Records:
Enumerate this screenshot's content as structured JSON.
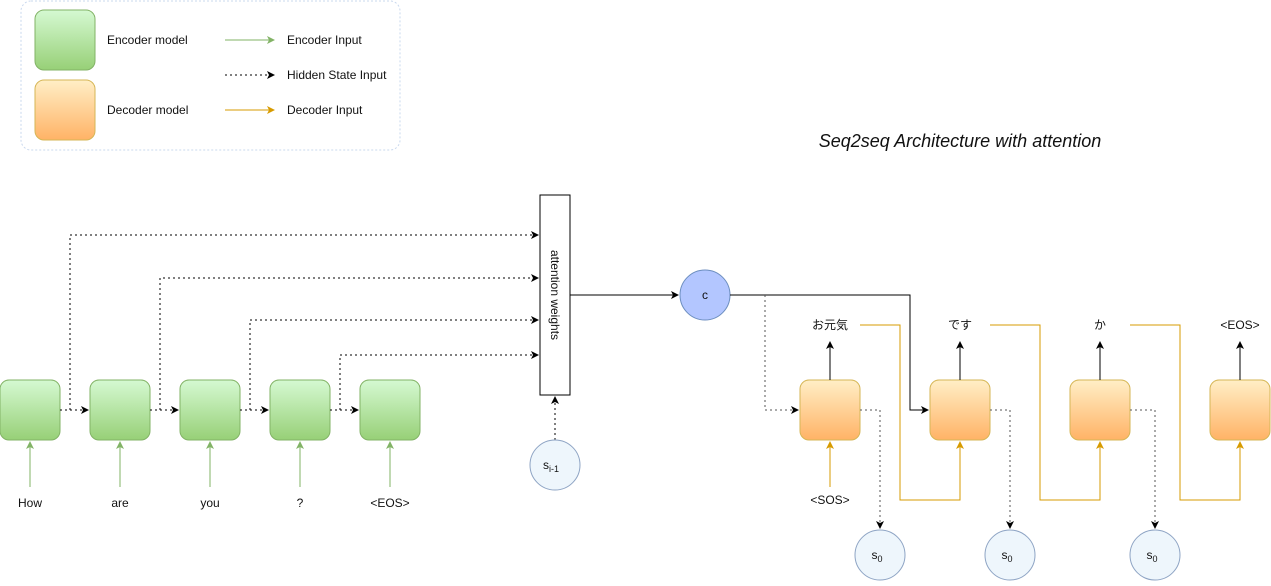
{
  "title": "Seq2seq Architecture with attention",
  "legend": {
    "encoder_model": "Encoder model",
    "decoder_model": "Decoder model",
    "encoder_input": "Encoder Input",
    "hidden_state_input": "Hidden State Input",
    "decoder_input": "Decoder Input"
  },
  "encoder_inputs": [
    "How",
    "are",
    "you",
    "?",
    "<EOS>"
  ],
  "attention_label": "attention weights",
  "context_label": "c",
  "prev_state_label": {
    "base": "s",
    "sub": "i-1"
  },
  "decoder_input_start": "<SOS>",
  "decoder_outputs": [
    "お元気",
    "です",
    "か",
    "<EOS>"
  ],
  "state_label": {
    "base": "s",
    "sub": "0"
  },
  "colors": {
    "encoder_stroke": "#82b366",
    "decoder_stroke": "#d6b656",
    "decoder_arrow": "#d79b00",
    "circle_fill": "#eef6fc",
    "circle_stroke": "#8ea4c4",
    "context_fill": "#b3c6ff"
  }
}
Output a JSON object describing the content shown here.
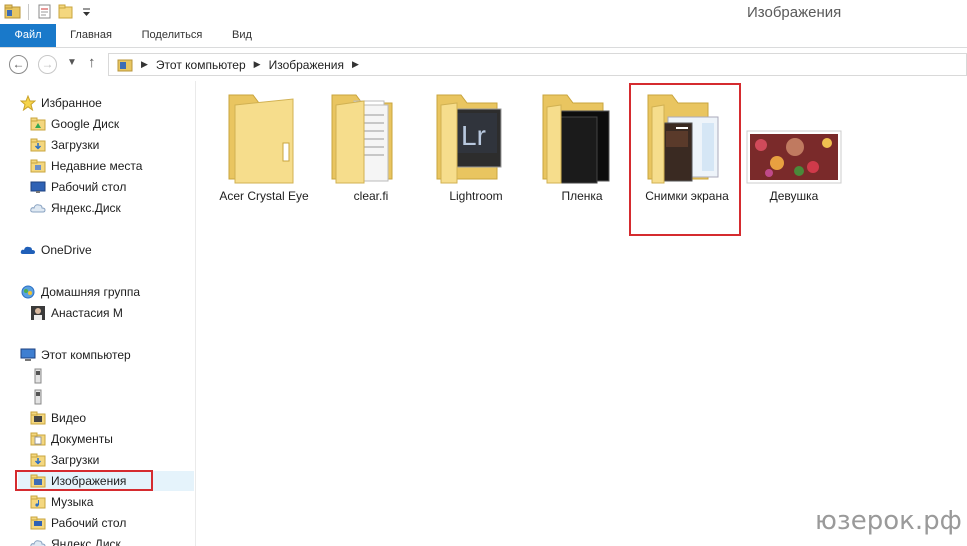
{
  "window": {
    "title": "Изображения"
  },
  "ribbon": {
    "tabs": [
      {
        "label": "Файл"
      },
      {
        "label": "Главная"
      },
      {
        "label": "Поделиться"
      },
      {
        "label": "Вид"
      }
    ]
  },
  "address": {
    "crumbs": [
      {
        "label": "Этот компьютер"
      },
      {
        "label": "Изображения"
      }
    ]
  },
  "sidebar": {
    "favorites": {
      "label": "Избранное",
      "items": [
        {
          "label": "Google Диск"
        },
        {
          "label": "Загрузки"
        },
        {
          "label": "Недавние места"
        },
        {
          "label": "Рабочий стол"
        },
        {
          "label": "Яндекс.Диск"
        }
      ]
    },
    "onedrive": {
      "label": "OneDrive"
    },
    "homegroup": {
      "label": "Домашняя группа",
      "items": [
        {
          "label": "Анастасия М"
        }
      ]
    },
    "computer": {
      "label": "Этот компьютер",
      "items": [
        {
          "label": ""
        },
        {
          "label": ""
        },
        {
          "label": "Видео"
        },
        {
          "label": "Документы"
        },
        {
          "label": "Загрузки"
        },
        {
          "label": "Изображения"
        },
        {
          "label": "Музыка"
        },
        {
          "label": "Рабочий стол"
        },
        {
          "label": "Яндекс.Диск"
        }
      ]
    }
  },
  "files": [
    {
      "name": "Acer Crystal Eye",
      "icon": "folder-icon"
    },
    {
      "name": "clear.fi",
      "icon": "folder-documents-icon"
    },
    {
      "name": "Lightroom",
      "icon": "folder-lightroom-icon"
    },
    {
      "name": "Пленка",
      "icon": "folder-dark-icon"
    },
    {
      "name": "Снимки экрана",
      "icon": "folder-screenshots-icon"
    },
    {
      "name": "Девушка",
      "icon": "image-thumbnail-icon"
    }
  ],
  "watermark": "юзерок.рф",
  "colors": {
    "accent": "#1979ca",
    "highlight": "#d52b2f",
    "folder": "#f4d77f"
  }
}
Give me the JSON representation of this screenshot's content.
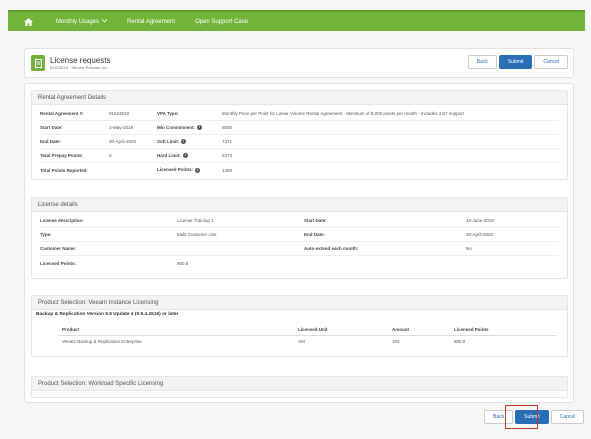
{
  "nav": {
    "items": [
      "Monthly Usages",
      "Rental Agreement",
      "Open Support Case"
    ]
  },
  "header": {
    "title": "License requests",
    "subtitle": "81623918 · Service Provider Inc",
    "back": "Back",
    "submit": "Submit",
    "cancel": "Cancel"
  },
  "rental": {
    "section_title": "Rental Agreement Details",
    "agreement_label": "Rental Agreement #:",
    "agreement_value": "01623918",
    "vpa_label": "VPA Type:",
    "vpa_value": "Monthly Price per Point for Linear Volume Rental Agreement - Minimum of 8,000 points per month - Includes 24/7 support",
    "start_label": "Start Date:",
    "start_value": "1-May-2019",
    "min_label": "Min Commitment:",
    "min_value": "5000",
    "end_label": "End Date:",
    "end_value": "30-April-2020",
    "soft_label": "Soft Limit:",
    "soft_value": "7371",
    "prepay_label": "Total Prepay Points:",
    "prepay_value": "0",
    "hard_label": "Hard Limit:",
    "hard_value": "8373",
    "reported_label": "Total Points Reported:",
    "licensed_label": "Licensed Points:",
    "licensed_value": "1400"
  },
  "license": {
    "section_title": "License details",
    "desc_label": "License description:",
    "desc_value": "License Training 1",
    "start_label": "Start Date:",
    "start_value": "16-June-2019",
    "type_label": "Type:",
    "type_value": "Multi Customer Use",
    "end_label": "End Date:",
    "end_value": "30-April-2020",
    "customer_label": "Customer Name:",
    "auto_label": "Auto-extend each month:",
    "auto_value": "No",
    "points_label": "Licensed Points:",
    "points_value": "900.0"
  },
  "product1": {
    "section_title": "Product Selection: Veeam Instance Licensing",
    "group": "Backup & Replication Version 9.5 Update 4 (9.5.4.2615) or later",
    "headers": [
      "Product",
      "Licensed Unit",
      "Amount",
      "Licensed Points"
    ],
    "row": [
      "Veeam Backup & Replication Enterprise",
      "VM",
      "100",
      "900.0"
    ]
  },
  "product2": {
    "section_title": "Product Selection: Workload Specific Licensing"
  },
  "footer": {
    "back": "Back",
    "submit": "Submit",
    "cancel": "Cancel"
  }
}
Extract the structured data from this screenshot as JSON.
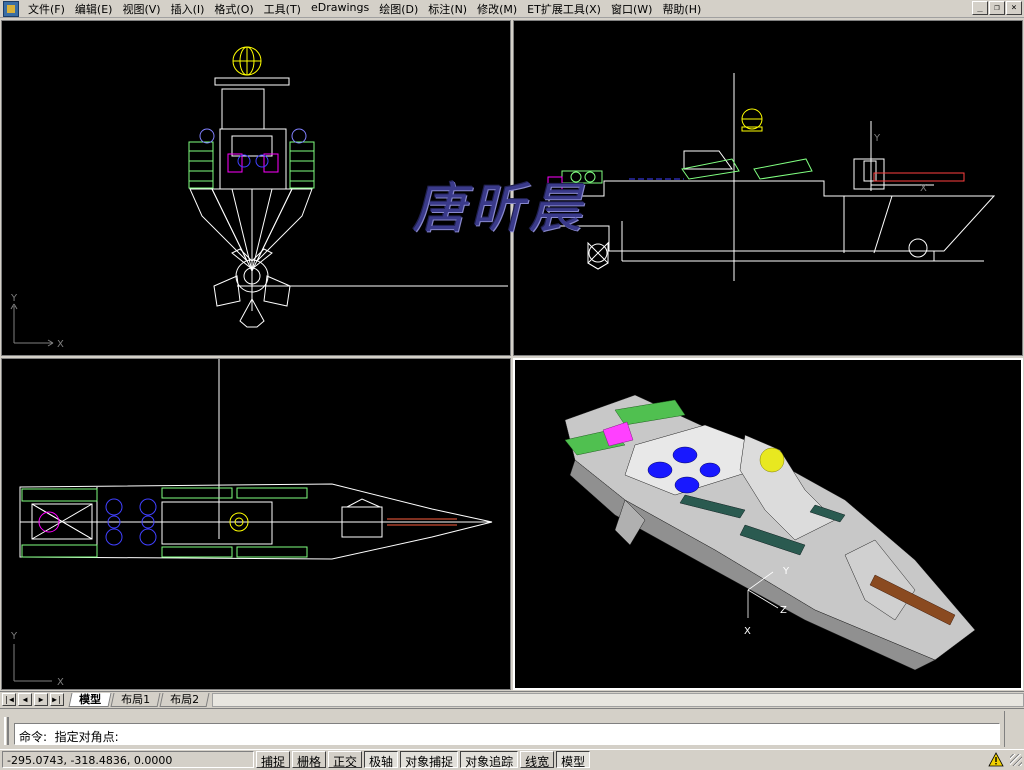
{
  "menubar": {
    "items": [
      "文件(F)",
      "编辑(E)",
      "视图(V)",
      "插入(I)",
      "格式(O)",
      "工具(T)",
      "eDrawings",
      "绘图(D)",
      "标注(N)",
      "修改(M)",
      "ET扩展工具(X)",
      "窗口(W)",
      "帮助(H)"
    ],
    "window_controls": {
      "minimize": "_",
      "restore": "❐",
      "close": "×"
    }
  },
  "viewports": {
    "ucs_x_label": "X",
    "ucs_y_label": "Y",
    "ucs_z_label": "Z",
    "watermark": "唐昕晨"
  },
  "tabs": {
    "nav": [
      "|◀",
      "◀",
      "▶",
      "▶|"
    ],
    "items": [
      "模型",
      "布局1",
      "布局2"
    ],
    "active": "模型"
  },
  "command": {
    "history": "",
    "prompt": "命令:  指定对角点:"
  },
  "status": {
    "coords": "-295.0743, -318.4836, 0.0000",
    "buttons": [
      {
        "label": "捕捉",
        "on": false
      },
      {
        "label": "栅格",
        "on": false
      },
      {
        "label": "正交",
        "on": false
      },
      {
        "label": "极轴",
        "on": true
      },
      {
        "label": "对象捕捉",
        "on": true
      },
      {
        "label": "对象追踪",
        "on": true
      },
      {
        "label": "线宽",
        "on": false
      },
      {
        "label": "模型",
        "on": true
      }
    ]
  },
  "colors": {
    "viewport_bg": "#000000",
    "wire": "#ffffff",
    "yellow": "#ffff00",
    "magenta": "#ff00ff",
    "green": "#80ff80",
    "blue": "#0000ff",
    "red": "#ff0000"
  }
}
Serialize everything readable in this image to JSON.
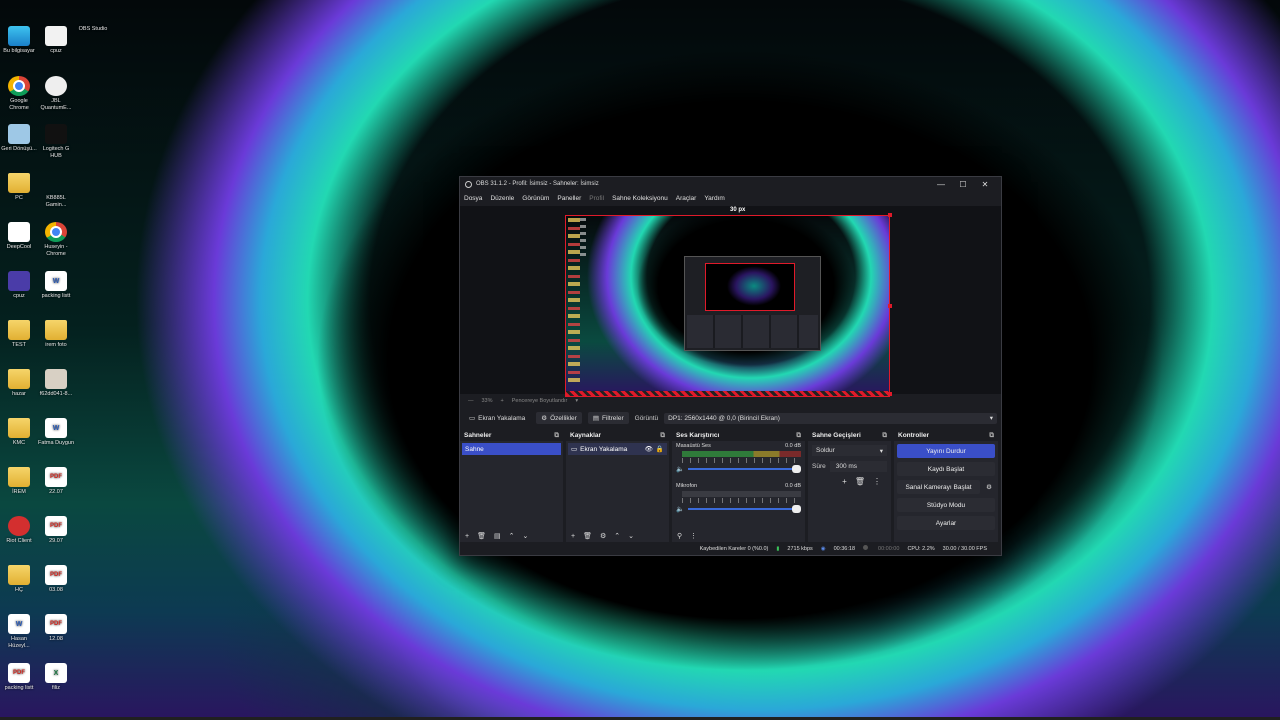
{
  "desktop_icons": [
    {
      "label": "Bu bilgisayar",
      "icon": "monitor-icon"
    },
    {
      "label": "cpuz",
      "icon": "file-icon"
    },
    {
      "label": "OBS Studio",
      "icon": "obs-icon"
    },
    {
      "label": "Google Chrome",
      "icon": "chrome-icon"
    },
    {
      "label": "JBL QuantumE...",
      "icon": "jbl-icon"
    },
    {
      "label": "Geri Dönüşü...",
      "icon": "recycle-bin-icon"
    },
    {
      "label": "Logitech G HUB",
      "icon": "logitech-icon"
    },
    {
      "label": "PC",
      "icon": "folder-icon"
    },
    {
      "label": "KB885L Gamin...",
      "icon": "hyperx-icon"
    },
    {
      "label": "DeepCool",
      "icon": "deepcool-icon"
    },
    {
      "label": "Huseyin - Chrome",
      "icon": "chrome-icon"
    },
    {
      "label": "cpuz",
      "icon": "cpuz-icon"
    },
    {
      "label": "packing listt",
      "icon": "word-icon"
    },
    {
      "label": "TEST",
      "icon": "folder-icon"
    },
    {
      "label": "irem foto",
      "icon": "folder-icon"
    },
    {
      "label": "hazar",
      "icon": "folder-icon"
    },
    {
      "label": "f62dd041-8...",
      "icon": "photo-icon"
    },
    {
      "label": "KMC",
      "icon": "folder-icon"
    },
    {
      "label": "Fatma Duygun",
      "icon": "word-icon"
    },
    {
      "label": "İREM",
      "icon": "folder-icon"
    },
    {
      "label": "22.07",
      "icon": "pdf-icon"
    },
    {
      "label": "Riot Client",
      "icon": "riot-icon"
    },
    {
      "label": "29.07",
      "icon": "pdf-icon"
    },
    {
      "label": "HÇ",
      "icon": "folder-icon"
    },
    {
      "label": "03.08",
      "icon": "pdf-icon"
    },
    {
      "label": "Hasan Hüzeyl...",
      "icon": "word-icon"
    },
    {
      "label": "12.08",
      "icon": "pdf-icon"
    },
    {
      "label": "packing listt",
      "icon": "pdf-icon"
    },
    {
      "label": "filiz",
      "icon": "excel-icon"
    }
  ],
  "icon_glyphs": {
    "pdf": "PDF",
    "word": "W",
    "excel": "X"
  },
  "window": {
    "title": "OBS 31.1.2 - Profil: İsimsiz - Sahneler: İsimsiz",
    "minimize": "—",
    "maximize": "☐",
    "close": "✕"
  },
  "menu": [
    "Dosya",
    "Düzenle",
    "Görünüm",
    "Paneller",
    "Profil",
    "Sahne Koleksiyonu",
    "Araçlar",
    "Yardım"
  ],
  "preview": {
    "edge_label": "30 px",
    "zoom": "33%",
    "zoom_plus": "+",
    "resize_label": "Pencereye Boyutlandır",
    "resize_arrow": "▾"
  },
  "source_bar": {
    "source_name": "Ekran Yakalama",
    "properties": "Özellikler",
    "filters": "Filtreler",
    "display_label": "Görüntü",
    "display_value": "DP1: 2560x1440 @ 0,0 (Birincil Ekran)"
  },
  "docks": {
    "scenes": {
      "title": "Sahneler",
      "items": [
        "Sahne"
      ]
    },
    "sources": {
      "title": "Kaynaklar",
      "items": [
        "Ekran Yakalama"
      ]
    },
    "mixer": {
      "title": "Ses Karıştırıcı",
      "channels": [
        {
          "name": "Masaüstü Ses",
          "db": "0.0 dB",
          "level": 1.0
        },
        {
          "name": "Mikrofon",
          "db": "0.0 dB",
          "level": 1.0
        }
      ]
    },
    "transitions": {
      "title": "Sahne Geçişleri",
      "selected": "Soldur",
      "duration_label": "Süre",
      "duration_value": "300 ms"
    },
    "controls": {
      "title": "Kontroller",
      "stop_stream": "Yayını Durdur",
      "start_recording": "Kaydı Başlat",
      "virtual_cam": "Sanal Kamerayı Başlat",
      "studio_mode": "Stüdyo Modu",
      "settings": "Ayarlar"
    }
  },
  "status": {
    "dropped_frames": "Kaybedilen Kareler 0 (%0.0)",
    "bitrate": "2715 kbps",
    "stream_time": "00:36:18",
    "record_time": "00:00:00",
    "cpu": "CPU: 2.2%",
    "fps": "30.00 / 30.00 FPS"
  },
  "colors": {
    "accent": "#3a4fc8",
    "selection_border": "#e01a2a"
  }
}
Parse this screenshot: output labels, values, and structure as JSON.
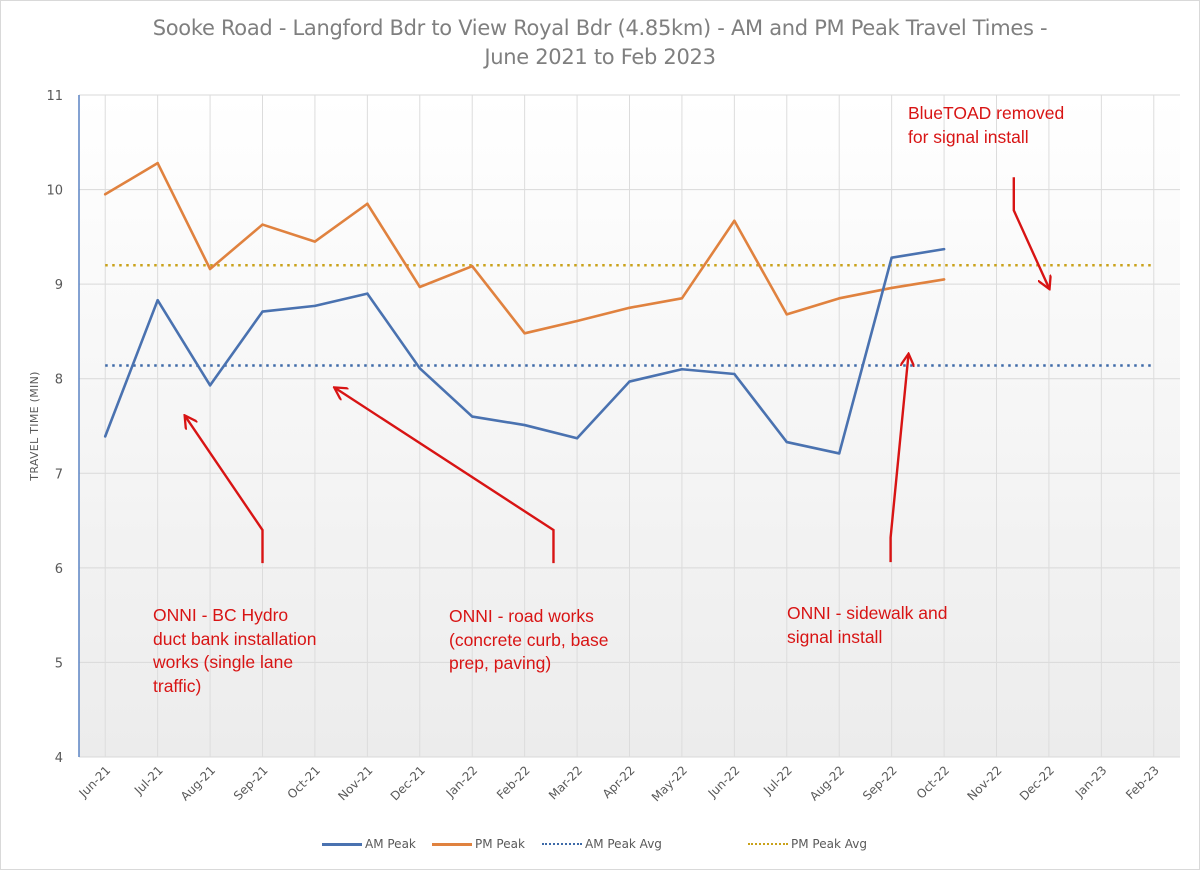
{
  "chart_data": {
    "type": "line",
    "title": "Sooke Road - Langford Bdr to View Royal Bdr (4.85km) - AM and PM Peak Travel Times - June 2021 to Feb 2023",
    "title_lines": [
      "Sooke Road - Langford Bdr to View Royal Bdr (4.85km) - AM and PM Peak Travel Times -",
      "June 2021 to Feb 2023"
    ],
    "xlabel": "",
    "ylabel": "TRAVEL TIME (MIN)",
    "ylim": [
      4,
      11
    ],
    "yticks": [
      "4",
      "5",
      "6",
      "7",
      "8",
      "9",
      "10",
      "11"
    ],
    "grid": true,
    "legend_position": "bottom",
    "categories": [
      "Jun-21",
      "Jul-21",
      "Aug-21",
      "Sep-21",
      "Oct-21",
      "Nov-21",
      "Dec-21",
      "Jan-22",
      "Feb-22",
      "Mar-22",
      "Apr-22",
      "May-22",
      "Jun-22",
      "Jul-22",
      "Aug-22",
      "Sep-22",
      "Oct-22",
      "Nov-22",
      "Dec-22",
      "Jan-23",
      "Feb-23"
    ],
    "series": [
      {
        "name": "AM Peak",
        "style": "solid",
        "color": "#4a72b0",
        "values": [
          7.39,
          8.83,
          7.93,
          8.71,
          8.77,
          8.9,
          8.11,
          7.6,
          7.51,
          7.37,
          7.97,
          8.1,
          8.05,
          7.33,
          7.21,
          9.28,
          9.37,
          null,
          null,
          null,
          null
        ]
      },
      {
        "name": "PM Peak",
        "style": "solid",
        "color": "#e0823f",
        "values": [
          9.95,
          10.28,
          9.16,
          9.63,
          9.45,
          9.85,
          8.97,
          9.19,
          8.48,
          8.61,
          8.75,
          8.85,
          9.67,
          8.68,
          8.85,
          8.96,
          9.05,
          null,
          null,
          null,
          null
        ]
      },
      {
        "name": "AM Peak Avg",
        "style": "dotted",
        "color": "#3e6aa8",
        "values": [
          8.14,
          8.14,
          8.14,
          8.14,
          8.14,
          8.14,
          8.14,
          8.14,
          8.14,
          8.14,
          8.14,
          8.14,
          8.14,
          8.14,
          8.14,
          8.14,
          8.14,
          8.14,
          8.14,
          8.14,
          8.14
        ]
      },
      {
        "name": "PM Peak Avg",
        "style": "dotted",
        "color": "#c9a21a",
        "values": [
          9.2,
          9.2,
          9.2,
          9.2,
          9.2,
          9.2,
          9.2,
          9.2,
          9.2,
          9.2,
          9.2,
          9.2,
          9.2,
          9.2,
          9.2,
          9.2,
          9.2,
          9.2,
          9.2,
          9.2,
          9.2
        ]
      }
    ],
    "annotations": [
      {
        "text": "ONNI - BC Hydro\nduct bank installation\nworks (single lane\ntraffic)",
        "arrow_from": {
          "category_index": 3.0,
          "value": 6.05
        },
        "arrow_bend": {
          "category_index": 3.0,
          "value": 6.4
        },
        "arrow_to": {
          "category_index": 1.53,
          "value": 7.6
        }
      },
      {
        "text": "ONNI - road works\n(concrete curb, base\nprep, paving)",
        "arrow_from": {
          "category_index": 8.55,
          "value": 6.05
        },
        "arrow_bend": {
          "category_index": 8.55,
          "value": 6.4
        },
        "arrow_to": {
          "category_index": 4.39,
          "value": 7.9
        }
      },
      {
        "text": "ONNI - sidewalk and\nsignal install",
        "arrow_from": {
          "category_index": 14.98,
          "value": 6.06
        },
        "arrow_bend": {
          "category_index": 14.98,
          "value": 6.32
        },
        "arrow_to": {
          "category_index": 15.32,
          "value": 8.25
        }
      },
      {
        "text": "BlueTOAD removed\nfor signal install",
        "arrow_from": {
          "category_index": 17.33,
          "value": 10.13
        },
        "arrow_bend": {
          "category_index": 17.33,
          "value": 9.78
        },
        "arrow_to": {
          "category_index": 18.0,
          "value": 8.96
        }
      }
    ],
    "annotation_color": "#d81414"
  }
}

Requirements: In the listing above, find the lines holding the word "Sahneler" and copy them.

Output:
    "title": "OBS 31.1.2 - Profil: İsimsiz - Sahneler: İsimsiz",
      "title": "Sahneler",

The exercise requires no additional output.